■ Problem ■
Pull each line holding "image" out of the entries below.
# start of Extracted records
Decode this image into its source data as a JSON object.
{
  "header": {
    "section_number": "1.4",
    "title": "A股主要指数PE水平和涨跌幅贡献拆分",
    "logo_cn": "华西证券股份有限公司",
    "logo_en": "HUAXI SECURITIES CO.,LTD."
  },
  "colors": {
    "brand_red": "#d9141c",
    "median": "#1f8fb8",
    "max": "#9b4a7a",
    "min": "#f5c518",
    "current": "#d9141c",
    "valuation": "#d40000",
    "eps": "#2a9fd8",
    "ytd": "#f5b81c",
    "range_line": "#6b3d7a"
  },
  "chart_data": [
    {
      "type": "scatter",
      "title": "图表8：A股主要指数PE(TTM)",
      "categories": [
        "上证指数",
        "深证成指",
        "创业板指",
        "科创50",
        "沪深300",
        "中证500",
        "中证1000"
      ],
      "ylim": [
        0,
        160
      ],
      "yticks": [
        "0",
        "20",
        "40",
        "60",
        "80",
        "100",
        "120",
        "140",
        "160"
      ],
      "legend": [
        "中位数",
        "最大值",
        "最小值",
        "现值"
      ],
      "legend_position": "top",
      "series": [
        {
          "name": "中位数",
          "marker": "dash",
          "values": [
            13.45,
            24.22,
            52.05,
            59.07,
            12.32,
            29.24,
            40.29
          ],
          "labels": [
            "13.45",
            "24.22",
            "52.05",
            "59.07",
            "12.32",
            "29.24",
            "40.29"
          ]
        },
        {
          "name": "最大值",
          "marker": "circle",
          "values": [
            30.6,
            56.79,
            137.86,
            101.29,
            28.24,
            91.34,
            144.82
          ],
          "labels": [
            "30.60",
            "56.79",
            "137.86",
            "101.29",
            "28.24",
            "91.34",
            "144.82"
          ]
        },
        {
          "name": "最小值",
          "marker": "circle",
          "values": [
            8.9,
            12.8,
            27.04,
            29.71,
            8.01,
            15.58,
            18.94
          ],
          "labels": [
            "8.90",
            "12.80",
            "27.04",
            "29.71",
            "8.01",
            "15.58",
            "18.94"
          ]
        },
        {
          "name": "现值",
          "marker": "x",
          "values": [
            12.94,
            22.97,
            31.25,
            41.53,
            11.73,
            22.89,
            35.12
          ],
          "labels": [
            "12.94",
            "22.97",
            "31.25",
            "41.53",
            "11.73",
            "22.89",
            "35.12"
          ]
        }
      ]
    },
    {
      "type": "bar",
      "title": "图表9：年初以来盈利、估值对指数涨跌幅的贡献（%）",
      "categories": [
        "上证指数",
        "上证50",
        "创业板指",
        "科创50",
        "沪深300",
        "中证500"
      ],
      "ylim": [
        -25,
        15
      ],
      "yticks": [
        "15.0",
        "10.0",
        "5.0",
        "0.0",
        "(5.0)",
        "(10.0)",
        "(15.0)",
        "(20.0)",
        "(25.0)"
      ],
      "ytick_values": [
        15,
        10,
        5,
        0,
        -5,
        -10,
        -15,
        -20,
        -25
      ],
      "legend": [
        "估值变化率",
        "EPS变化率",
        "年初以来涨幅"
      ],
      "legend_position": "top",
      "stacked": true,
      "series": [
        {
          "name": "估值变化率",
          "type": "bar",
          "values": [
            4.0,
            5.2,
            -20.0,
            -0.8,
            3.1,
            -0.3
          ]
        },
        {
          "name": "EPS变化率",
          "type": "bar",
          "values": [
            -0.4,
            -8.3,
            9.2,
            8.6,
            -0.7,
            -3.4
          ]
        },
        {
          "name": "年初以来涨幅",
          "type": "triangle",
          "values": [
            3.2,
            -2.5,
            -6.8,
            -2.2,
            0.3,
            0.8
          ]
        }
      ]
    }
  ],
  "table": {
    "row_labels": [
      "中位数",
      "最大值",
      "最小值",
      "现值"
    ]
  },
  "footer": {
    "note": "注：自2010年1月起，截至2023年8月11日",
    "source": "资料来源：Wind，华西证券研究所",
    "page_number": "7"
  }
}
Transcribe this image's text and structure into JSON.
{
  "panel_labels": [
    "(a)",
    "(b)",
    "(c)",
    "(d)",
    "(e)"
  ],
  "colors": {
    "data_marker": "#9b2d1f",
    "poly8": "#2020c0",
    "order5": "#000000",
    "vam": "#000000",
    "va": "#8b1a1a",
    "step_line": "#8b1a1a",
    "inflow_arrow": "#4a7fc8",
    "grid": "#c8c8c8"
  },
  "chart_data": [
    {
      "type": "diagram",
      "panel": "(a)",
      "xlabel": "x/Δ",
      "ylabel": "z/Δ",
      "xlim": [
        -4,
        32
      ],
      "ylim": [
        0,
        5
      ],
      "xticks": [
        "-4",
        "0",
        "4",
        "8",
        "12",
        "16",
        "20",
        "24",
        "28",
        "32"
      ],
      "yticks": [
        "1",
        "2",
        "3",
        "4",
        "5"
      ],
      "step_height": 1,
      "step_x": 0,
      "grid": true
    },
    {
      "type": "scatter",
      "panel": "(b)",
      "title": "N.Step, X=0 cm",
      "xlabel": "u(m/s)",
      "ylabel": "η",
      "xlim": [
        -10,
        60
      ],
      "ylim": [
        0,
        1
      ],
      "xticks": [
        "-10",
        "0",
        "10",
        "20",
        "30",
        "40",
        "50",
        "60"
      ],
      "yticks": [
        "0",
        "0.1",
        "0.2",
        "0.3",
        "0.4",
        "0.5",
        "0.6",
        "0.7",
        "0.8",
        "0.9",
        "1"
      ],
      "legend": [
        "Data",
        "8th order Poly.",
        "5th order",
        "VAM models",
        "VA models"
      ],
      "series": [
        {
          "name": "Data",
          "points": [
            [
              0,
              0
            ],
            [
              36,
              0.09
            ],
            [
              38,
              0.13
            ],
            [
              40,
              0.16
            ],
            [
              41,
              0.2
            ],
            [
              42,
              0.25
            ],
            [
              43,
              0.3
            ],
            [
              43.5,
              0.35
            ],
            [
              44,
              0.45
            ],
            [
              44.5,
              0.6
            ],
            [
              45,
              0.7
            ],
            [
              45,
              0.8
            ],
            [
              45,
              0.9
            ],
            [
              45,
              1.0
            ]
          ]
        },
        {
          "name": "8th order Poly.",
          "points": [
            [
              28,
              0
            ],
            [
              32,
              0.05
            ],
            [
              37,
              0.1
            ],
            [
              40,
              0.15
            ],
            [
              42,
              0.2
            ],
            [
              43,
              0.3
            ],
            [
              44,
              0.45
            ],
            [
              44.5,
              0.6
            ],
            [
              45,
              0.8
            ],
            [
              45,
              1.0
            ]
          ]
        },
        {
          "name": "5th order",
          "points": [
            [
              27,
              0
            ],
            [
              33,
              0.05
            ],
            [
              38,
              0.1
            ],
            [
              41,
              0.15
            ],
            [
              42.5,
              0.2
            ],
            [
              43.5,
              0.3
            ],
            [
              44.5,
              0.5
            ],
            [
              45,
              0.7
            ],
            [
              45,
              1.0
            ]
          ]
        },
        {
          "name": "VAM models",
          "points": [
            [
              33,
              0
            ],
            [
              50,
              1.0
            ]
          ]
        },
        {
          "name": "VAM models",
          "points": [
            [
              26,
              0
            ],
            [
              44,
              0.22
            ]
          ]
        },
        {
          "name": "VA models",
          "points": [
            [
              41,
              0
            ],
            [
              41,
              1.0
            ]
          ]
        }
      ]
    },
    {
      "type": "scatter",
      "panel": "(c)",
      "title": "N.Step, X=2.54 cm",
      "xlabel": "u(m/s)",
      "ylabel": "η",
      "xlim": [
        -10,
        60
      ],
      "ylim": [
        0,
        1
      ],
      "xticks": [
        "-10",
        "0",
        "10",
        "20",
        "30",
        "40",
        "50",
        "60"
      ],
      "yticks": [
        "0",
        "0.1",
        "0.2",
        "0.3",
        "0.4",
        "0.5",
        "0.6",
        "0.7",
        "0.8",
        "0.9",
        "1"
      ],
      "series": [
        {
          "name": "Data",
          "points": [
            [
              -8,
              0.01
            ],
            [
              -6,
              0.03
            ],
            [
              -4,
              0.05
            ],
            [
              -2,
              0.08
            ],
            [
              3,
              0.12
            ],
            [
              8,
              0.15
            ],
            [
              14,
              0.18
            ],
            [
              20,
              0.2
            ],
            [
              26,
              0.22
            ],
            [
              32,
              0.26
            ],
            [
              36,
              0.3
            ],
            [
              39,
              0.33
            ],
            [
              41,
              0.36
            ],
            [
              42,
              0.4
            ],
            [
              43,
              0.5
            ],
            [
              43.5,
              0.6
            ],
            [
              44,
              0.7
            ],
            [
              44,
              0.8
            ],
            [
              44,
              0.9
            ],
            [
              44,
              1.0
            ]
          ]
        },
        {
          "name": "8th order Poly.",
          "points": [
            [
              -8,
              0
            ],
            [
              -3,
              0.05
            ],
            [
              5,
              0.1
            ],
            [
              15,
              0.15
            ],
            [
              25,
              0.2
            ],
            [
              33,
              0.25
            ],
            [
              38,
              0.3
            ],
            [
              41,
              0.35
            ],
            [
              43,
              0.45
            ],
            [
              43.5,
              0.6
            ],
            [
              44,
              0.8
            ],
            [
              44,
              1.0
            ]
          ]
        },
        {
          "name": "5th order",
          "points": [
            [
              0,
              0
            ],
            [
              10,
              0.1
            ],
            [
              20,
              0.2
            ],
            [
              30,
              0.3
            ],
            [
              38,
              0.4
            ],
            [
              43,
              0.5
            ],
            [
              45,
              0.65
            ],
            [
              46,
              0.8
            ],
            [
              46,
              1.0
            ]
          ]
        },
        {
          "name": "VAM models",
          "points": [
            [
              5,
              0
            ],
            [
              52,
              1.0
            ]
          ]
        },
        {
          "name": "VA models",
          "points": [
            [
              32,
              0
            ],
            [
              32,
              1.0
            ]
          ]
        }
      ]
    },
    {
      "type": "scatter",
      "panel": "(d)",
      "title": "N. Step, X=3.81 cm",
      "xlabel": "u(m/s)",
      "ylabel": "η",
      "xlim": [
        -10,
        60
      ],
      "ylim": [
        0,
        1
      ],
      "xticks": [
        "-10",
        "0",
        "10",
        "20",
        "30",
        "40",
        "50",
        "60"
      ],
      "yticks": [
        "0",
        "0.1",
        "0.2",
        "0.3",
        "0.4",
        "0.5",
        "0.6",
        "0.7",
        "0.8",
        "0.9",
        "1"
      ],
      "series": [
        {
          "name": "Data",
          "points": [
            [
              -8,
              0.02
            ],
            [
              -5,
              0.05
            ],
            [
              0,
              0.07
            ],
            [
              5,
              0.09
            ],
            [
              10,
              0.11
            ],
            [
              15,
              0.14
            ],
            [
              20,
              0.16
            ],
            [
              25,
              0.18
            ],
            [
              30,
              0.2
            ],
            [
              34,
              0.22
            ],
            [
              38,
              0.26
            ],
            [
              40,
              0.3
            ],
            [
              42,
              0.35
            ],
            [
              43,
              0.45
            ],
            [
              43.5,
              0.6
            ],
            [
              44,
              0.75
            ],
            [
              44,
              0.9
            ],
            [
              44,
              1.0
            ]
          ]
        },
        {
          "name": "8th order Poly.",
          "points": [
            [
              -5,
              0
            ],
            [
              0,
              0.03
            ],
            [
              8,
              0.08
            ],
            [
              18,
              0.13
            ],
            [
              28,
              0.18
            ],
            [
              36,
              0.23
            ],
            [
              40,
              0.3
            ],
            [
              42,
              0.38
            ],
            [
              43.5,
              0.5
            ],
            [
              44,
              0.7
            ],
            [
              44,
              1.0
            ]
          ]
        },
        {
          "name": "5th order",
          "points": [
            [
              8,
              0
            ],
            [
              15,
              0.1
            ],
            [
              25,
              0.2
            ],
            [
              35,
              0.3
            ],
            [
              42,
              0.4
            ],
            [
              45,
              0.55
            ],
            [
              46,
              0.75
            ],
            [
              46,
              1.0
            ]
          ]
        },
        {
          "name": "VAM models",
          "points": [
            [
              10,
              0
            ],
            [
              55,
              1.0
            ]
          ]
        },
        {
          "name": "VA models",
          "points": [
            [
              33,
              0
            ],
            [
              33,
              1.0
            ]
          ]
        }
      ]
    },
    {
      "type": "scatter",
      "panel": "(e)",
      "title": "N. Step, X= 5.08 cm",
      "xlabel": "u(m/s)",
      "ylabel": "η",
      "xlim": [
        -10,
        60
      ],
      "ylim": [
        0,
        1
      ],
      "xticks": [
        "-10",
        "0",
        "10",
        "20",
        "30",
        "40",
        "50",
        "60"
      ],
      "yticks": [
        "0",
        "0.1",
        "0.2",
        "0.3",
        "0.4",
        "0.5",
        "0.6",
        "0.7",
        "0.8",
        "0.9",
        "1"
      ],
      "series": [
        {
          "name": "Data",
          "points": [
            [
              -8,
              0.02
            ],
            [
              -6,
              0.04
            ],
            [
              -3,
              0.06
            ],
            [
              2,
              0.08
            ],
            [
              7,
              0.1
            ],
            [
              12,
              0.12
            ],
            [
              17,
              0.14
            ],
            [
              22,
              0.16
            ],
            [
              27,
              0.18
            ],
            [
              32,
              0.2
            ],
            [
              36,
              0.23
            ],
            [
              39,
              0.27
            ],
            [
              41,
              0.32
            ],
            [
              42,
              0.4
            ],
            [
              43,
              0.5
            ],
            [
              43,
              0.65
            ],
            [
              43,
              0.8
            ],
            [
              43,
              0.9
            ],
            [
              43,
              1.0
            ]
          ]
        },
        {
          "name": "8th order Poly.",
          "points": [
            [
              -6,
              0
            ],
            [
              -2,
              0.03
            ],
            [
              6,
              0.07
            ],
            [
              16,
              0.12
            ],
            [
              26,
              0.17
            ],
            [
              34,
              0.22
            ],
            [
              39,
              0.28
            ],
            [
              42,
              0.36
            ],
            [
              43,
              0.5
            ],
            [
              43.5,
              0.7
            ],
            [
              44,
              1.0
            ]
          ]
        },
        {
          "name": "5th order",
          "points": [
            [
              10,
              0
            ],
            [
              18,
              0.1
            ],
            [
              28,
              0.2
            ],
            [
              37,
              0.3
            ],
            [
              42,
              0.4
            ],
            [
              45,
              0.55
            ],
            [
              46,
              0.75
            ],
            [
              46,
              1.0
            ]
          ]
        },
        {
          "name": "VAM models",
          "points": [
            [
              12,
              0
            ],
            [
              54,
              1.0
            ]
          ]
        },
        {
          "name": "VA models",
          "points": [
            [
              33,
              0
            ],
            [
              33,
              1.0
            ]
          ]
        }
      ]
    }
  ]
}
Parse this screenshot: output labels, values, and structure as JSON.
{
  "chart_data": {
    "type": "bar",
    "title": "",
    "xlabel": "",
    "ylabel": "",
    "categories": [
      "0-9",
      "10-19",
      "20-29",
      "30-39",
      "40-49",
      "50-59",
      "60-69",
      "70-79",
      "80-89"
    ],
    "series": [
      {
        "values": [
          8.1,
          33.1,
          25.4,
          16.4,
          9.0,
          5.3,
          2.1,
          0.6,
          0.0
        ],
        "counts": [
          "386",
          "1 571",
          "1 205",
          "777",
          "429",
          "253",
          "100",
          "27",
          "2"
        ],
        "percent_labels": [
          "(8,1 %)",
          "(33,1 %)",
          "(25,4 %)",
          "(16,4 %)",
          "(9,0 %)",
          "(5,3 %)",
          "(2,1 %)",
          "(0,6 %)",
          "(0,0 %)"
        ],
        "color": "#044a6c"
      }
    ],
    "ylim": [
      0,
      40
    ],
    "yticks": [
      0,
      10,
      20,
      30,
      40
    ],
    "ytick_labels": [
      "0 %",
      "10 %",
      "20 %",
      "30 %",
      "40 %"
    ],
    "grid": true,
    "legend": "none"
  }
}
# end of Extracted records
■ Response to this exercise ■
Decode this image into its source data as a JSON object.
Transcribe this image's text and structure into JSON.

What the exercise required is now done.